[Start]
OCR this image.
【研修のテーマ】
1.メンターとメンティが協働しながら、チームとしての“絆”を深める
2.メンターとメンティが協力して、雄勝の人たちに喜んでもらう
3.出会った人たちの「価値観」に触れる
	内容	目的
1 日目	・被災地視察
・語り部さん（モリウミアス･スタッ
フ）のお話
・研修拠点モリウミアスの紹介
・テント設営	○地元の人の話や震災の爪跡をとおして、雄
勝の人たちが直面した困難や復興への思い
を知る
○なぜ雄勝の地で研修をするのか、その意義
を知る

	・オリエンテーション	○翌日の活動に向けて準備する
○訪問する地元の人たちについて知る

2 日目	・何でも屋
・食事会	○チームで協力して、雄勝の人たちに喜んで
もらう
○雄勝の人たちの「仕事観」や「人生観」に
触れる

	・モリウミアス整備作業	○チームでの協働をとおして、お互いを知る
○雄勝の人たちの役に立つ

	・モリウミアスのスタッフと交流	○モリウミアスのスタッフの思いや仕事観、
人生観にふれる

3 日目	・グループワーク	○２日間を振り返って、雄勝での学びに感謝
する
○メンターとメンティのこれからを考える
[End]
Print all the data exactly.

OCR this image.
【研修のテーマ】
1.メンターとメンティが協働しながら、チームとしての“絆”を深める
2.メンターとメンティが協力して、雄勝の人たちに喜んでもらう
3.出会った人たちの「価値観」に触れる
	内容	目的
1 日目	・被災地視察
・語り部さん（モリウミアス･スタッ
フ）のお話
・研修拠点モリウミアスの紹介
・テント設営	○地元の人の話や震災の爪跡をとおして、雄
勝の人たちが直面した困難や復興への思い
を知る
○なぜ雄勝の地で研修をするのか、その意義
を知る

	・オリエンテーション	○翌日の活動に向けて準備する
○訪問する地元の人たちについて知る

2 日目	・何でも屋
・食事会	○チームで協力して、雄勝の人たちに喜んで
もらう
○雄勝の人たちの「仕事観」や「人生観」に
触れる

	・モリウミアス整備作業	○チームでの協働をとおして、お互いを知る
○雄勝の人たちの役に立つ

	・モリウミアスのスタッフと交流	○モリウミアスのスタッフの思いや仕事観、
人生観にふれる

3 日目	・グループワーク	○２日間を振り返って、雄勝での学びに感謝
する
○メンターとメンティのこれからを考える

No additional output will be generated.